Depuis quelques mois déjà, on pouvait en écouter deux extraits sur Myspace et pré-commander "
The Agent That Shapes the Desert" pour accélérer le processus de sortie. Mais ça y est, il est là pour de bon, réalisé via Duplicate Records, un label indépendant comme on en fait peu.
Czral (tête pensante de feu
Ved Buens Ende) et Einz sont donc de retour pour ce troisième opus qui peut d'ores et déjà être considéré comme la plus aboutie des insanités musicales dont le groupe nous abreuve depuis 2002. Un metal d'avant-garde résolument noir et désolé, dont la folie réside aux confins d'un swing vénéneux et d'un chant clair envoûtant habité par l'horreur la plus vile.

——

OBJECTIF: Pouvez-vous restituer à l'identique le passage de la chronique d'album qui commence par « Depuis quelques mois » et se termine par « en fait peu. » ?

ENTRÉES:
——

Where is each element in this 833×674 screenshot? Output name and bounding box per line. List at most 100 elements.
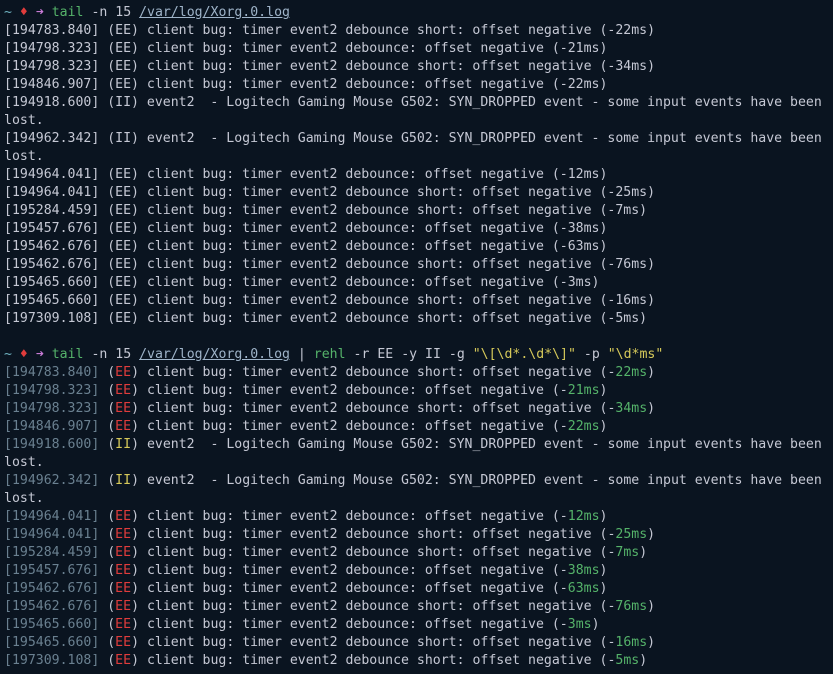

——

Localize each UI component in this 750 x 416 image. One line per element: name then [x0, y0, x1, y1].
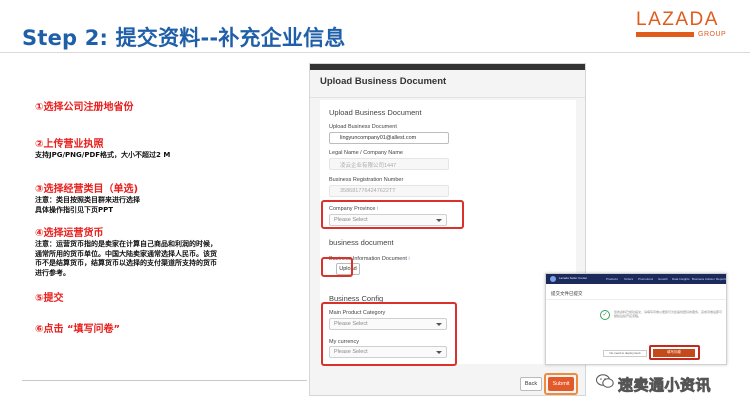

——

RÉSULTAT:
Depuis quelques mois déjà, on pouvait en écouter deux extraits sur Myspace et pré-commander "
The Agent That Shapes the Desert" pour accélérer le processus de sortie. Mais ça y est, il est là pour de bon, réalisé via Duplicate Records, un label indépendant comme on en fait peu.